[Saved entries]
=-=-=-=-=
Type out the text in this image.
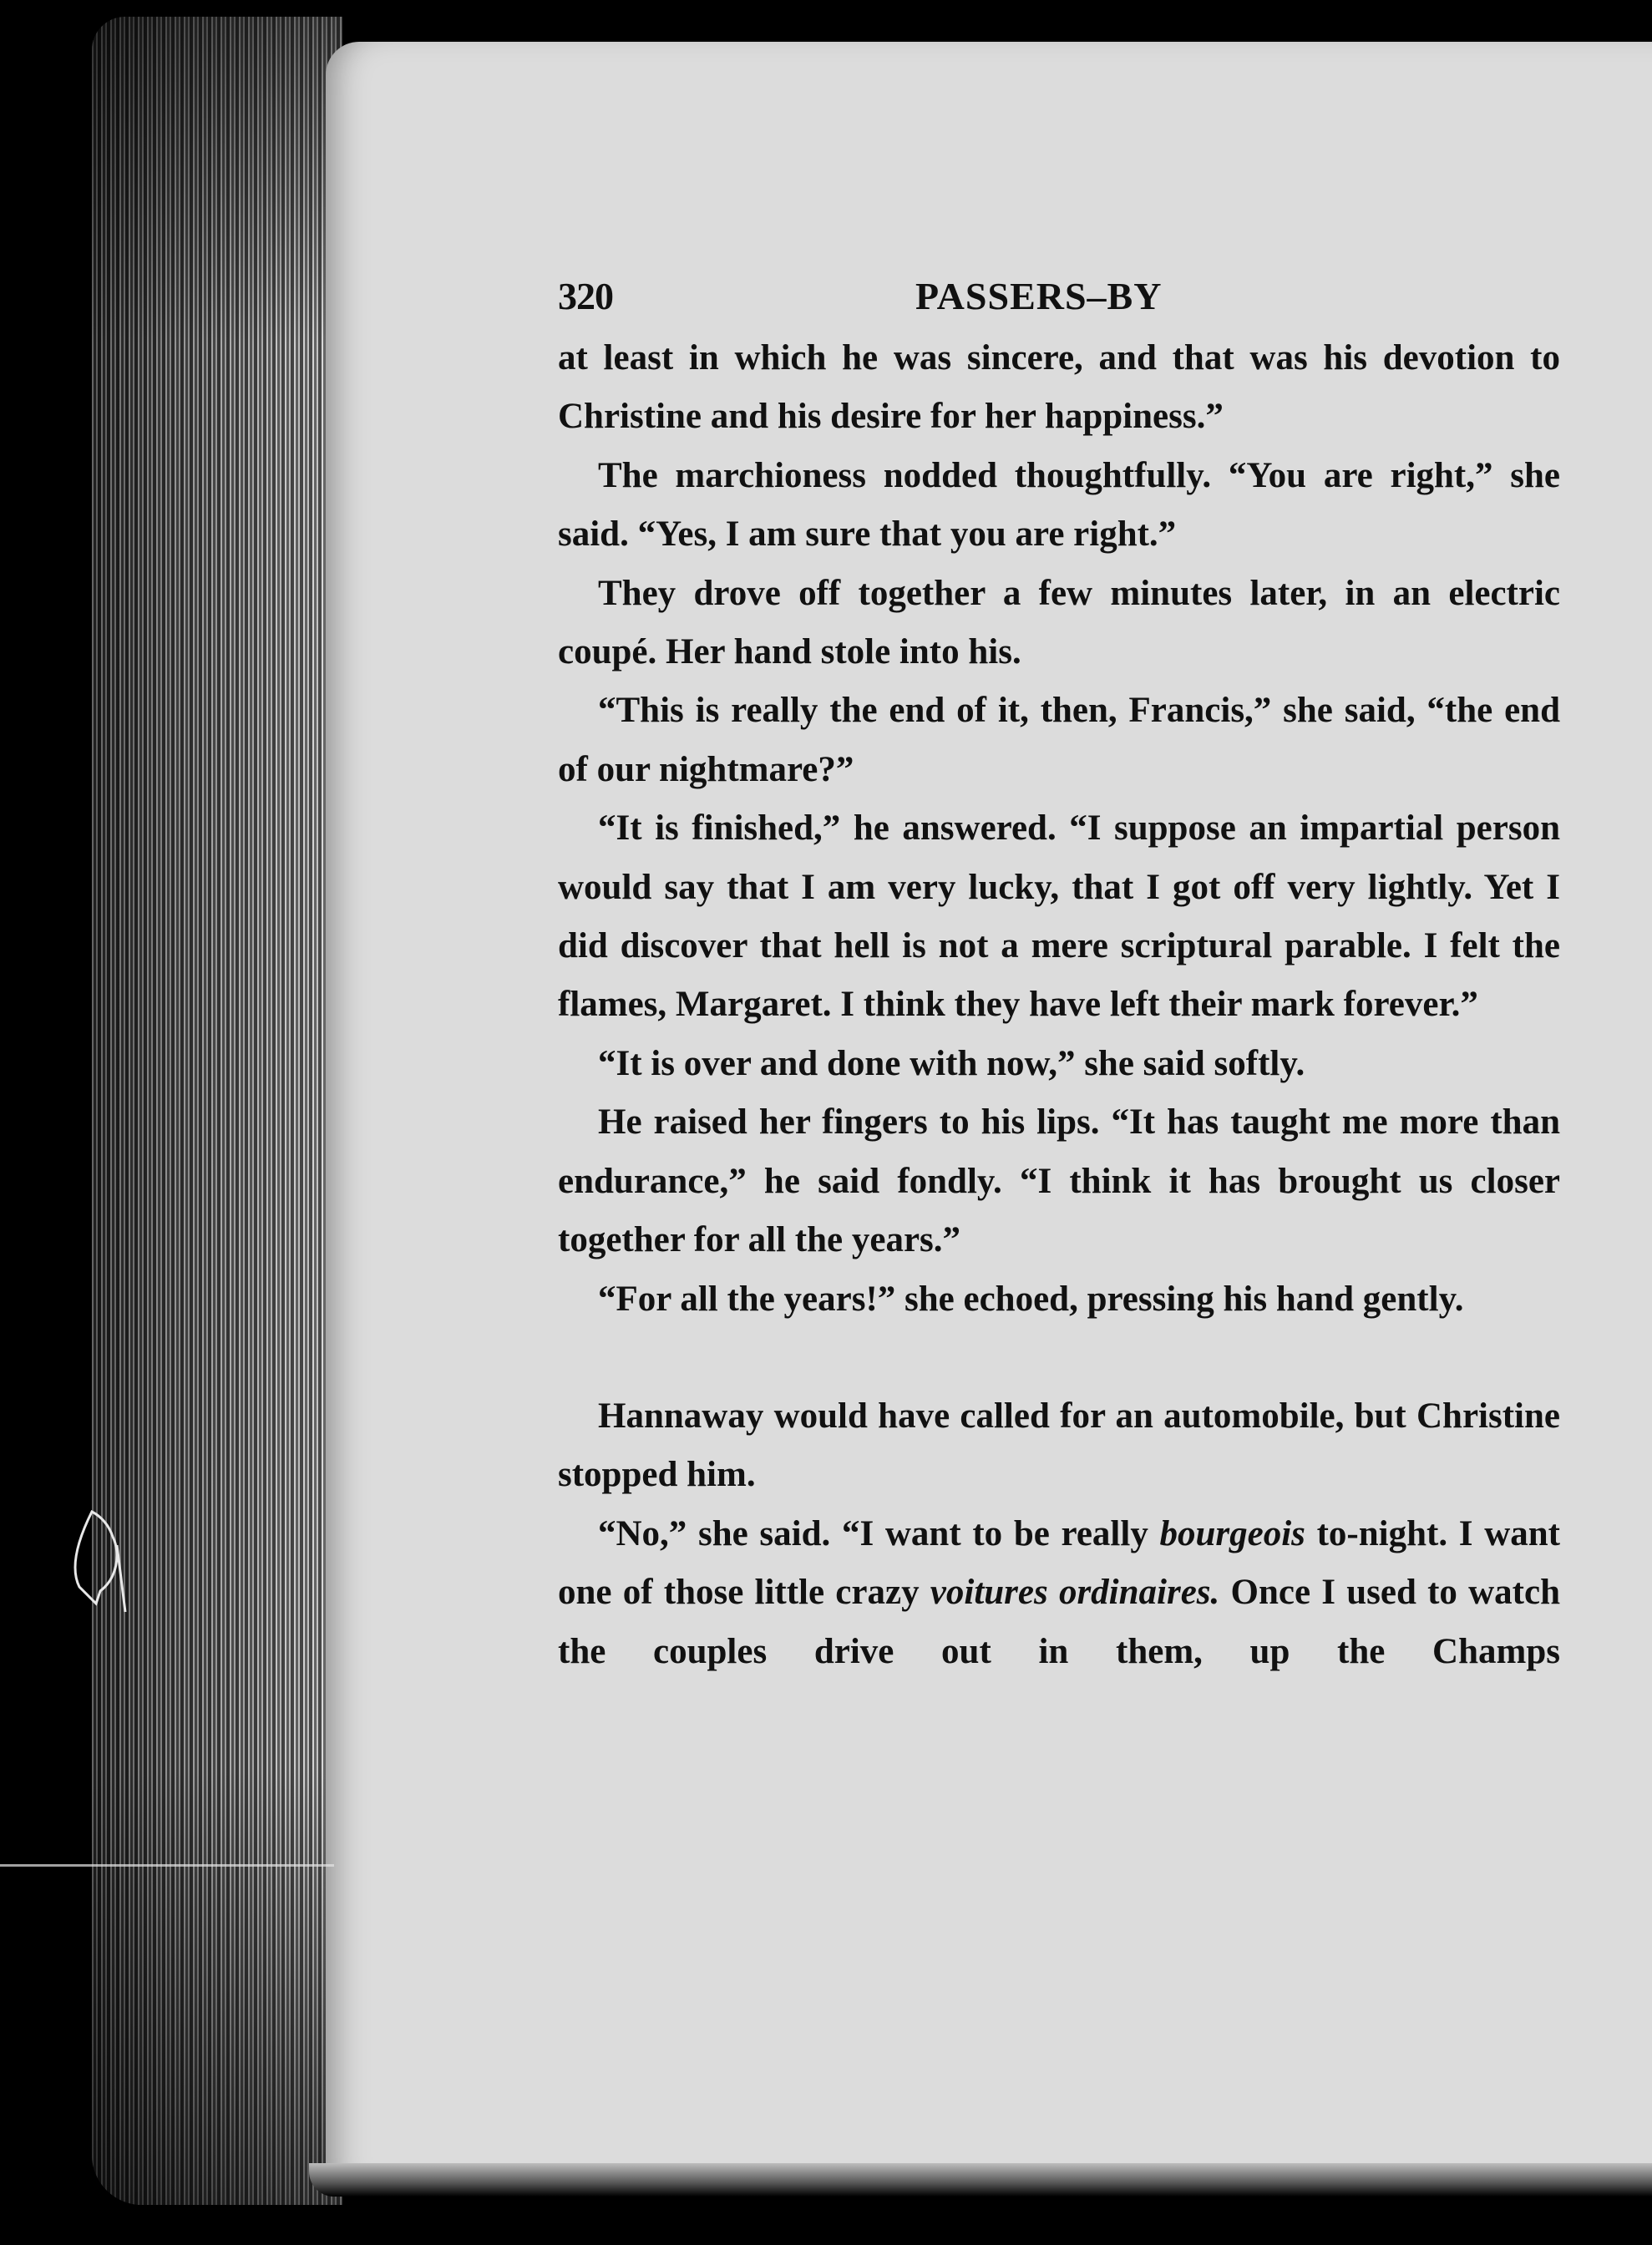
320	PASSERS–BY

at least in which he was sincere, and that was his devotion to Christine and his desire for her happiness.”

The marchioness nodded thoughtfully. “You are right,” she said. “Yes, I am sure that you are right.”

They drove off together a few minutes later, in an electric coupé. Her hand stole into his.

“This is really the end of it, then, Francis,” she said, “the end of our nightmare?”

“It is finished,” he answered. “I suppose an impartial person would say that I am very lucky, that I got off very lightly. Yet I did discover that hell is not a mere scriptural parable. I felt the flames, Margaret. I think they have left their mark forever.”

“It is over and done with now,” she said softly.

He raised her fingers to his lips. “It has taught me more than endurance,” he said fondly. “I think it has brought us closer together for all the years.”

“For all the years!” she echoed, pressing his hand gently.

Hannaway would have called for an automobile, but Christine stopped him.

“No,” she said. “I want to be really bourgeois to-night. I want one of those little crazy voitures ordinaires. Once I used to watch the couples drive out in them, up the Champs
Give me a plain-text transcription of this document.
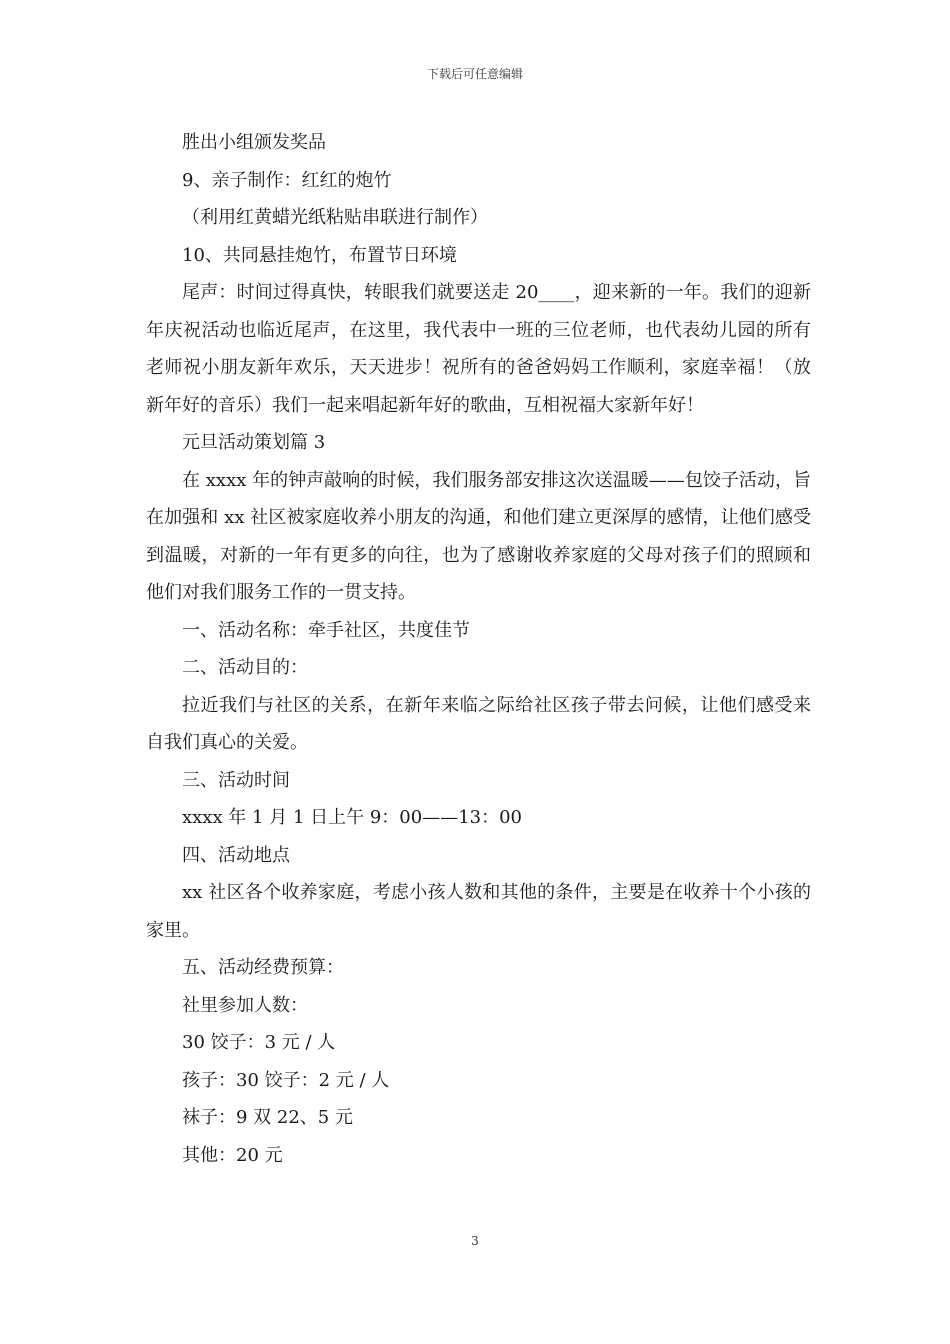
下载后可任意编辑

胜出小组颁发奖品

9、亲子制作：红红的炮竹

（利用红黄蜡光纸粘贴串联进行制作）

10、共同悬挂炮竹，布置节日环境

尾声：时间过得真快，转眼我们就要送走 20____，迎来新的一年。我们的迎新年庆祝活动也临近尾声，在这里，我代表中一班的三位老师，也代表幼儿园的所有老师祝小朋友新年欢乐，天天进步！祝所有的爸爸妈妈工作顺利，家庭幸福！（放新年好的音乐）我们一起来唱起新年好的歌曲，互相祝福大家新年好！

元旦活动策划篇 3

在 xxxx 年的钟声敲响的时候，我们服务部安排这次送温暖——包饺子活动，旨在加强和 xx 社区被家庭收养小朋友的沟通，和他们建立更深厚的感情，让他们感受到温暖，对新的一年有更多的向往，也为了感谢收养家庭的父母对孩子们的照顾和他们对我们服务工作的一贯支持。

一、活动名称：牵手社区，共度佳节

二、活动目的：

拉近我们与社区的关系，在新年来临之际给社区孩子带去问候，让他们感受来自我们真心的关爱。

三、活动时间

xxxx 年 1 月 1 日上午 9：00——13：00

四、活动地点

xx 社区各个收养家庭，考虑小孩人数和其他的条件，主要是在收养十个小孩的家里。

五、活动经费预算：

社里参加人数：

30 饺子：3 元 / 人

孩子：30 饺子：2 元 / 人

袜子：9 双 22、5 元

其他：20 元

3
=-=-=-=-=
SHORT PROBLEM = Transcribe all entries above exactly. Drop the pictures.

COMPLETED TASK =
Type out the text in this image.
320	PASSERS–BY

at least in which he was sincere, and that was his devotion to Christine and his desire for her happiness.”

The marchioness nodded thoughtfully. “You are right,” she said. “Yes, I am sure that you are right.”

They drove off together a few minutes later, in an electric coupé. Her hand stole into his.

“This is really the end of it, then, Francis,” she said, “the end of our nightmare?”

“It is finished,” he answered. “I suppose an impartial person would say that I am very lucky, that I got off very lightly. Yet I did discover that hell is not a mere scriptural parable. I felt the flames, Margaret. I think they have left their mark forever.”

“It is over and done with now,” she said softly.

He raised her fingers to his lips. “It has taught me more than endurance,” he said fondly. “I think it has brought us closer together for all the years.”

“For all the years!” she echoed, pressing his hand gently.

Hannaway would have called for an automobile, but Christine stopped him.

“No,” she said. “I want to be really bourgeois to-night. I want one of those little crazy voitures ordinaires. Once I used to watch the couples drive out in them, up the Champs
Give me a plain-text transcription of this document.
下载后可任意编辑

胜出小组颁发奖品

9、亲子制作：红红的炮竹

（利用红黄蜡光纸粘贴串联进行制作）

10、共同悬挂炮竹，布置节日环境

尾声：时间过得真快，转眼我们就要送走 20____，迎来新的一年。我们的迎新年庆祝活动也临近尾声，在这里，我代表中一班的三位老师，也代表幼儿园的所有老师祝小朋友新年欢乐，天天进步！祝所有的爸爸妈妈工作顺利，家庭幸福！（放新年好的音乐）我们一起来唱起新年好的歌曲，互相祝福大家新年好！

元旦活动策划篇 3

在 xxxx 年的钟声敲响的时候，我们服务部安排这次送温暖——包饺子活动，旨在加强和 xx 社区被家庭收养小朋友的沟通，和他们建立更深厚的感情，让他们感受到温暖，对新的一年有更多的向往，也为了感谢收养家庭的父母对孩子们的照顾和他们对我们服务工作的一贯支持。

一、活动名称：牵手社区，共度佳节

二、活动目的：

拉近我们与社区的关系，在新年来临之际给社区孩子带去问候，让他们感受来自我们真心的关爱。

三、活动时间

xxxx 年 1 月 1 日上午 9：00——13：00

四、活动地点

xx 社区各个收养家庭，考虑小孩人数和其他的条件，主要是在收养十个小孩的家里。

五、活动经费预算：

社里参加人数：

30 饺子：3 元 / 人

孩子：30 饺子：2 元 / 人

袜子：9 双 22、5 元

其他：20 元

3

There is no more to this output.